REQUIREMENT | Quote the full listing word for word.

EXTRACTED RECORDS |
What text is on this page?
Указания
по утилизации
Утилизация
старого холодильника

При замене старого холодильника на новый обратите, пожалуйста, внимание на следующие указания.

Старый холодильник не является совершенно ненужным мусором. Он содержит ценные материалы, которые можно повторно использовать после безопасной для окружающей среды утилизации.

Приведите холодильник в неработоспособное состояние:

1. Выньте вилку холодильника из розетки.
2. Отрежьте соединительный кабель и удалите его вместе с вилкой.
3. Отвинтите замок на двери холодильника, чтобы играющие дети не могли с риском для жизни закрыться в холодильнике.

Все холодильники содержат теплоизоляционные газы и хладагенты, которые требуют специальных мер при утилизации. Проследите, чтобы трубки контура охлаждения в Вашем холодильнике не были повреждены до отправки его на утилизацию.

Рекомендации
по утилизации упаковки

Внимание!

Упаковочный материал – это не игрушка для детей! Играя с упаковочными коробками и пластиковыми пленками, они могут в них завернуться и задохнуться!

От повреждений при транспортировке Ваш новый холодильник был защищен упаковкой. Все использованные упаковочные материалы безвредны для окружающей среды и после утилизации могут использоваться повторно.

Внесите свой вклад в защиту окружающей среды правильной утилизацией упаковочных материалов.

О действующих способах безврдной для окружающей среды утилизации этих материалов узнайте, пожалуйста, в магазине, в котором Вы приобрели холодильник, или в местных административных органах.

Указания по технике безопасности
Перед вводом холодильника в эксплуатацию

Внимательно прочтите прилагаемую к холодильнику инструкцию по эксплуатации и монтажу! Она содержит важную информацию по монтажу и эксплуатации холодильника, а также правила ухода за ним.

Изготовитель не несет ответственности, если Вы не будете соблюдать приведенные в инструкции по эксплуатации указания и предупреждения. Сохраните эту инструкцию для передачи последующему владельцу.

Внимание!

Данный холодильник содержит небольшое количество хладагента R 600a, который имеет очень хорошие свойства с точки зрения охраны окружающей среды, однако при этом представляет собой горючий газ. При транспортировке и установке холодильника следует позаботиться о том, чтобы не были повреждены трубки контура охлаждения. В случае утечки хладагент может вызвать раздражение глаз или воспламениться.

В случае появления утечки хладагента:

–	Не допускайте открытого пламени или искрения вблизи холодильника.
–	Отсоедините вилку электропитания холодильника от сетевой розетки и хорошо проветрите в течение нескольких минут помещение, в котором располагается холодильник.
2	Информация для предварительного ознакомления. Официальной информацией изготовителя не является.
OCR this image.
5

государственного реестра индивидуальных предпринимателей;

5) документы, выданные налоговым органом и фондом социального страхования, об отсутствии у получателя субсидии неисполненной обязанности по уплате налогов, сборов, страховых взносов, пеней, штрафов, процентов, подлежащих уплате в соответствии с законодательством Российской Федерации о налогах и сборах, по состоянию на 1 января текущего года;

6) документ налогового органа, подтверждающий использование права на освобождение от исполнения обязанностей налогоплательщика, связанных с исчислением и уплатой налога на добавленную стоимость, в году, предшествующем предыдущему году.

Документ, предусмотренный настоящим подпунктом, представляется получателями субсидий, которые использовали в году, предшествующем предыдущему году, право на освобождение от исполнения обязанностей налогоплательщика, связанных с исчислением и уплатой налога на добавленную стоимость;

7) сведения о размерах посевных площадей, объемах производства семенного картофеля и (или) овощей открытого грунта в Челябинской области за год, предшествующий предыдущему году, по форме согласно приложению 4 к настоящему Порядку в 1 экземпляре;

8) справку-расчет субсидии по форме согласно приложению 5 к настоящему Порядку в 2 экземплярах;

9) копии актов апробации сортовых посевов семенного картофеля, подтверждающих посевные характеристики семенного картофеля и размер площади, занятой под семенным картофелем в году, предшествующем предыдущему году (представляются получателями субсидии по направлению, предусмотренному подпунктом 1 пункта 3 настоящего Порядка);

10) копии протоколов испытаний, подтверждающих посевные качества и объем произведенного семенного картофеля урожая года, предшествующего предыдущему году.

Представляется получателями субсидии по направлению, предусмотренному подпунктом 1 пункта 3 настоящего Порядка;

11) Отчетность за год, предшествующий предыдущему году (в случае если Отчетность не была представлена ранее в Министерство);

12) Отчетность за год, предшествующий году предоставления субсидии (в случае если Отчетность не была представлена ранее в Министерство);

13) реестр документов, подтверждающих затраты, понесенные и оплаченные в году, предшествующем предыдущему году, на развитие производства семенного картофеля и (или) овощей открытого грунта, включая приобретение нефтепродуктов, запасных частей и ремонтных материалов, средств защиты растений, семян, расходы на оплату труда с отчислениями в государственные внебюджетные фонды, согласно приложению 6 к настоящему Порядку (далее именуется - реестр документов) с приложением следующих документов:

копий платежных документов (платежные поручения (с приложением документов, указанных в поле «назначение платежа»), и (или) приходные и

COMPLETED EXERCISE |
What text is on this page?
Указания
по утилизации
Утилизация
старого холодильника

При замене старого холодильника на новый обратите, пожалуйста, внимание на следующие указания.

Старый холодильник не является совершенно ненужным мусором. Он содержит ценные материалы, которые можно повторно использовать после безопасной для окружающей среды утилизации.

Приведите холодильник в неработоспособное состояние:

1. Выньте вилку холодильника из розетки.
2. Отрежьте соединительный кабель и удалите его вместе с вилкой.
3. Отвинтите замок на двери холодильника, чтобы играющие дети не могли с риском для жизни закрыться в холодильнике.

Все холодильники содержат теплоизоляционные газы и хладагенты, которые требуют специальных мер при утилизации. Проследите, чтобы трубки контура охлаждения в Вашем холодильнике не были повреждены до отправки его на утилизацию.

Рекомендации
по утилизации упаковки

Внимание!

Упаковочный материал – это не игрушка для детей! Играя с упаковочными коробками и пластиковыми пленками, они могут в них завернуться и задохнуться!

От повреждений при транспортировке Ваш новый холодильник был защищен упаковкой. Все использованные упаковочные материалы безвредны для окружающей среды и после утилизации могут использоваться повторно.

Внесите свой вклад в защиту окружающей среды правильной утилизацией упаковочных материалов.

О действующих способах безврдной для окружающей среды утилизации этих материалов узнайте, пожалуйста, в магазине, в котором Вы приобрели холодильник, или в местных административных органах.

Указания по технике безопасности
Перед вводом холодильника в эксплуатацию

Внимательно прочтите прилагаемую к холодильнику инструкцию по эксплуатации и монтажу! Она содержит важную информацию по монтажу и эксплуатации холодильника, а также правила ухода за ним.

Изготовитель не несет ответственности, если Вы не будете соблюдать приведенные в инструкции по эксплуатации указания и предупреждения. Сохраните эту инструкцию для передачи последующему владельцу.

Внимание!

Данный холодильник содержит небольшое количество хладагента R 600a, который имеет очень хорошие свойства с точки зрения охраны окружающей среды, однако при этом представляет собой горючий газ. При транспортировке и установке холодильника следует позаботиться о том, чтобы не были повреждены трубки контура охлаждения. В случае утечки хладагент может вызвать раздражение глаз или воспламениться.

В случае появления утечки хладагента:

–	Не допускайте открытого пламени или искрения вблизи холодильника.
–	Отсоедините вилку электропитания холодильника от сетевой розетки и хорошо проветрите в течение нескольких минут помещение, в котором располагается холодильник.
2	Информация для предварительного ознакомления. Официальной информацией изготовителя не является.
OCR this image.
5

государственного реестра индивидуальных предпринимателей;

5) документы, выданные налоговым органом и фондом социального страхования, об отсутствии у получателя субсидии неисполненной обязанности по уплате налогов, сборов, страховых взносов, пеней, штрафов, процентов, подлежащих уплате в соответствии с законодательством Российской Федерации о налогах и сборах, по состоянию на 1 января текущего года;

6) документ налогового органа, подтверждающий использование права на освобождение от исполнения обязанностей налогоплательщика, связанных с исчислением и уплатой налога на добавленную стоимость, в году, предшествующем предыдущему году.

Документ, предусмотренный настоящим подпунктом, представляется получателями субсидий, которые использовали в году, предшествующем предыдущему году, право на освобождение от исполнения обязанностей налогоплательщика, связанных с исчислением и уплатой налога на добавленную стоимость;

7) сведения о размерах посевных площадей, объемах производства семенного картофеля и (или) овощей открытого грунта в Челябинской области за год, предшествующий предыдущему году, по форме согласно приложению 4 к настоящему Порядку в 1 экземпляре;

8) справку-расчет субсидии по форме согласно приложению 5 к настоящему Порядку в 2 экземплярах;

9) копии актов апробации сортовых посевов семенного картофеля, подтверждающих посевные характеристики семенного картофеля и размер площади, занятой под семенным картофелем в году, предшествующем предыдущему году (представляются получателями субсидии по направлению, предусмотренному подпунктом 1 пункта 3 настоящего Порядка);

10) копии протоколов испытаний, подтверждающих посевные качества и объем произведенного семенного картофеля урожая года, предшествующего предыдущему году.

Представляется получателями субсидии по направлению, предусмотренному подпунктом 1 пункта 3 настоящего Порядка;

11) Отчетность за год, предшествующий предыдущему году (в случае если Отчетность не была представлена ранее в Министерство);

12) Отчетность за год, предшествующий году предоставления субсидии (в случае если Отчетность не была представлена ранее в Министерство);

13) реестр документов, подтверждающих затраты, понесенные и оплаченные в году, предшествующем предыдущему году, на развитие производства семенного картофеля и (или) овощей открытого грунта, включая приобретение нефтепродуктов, запасных частей и ремонтных материалов, средств защиты растений, семян, расходы на оплату труда с отчислениями в государственные внебюджетные фонды, согласно приложению 6 к настоящему Порядку (далее именуется - реестр документов) с приложением следующих документов:

копий платежных документов (платежные поручения (с приложением документов, указанных в поле «назначение платежа»), и (или) приходные и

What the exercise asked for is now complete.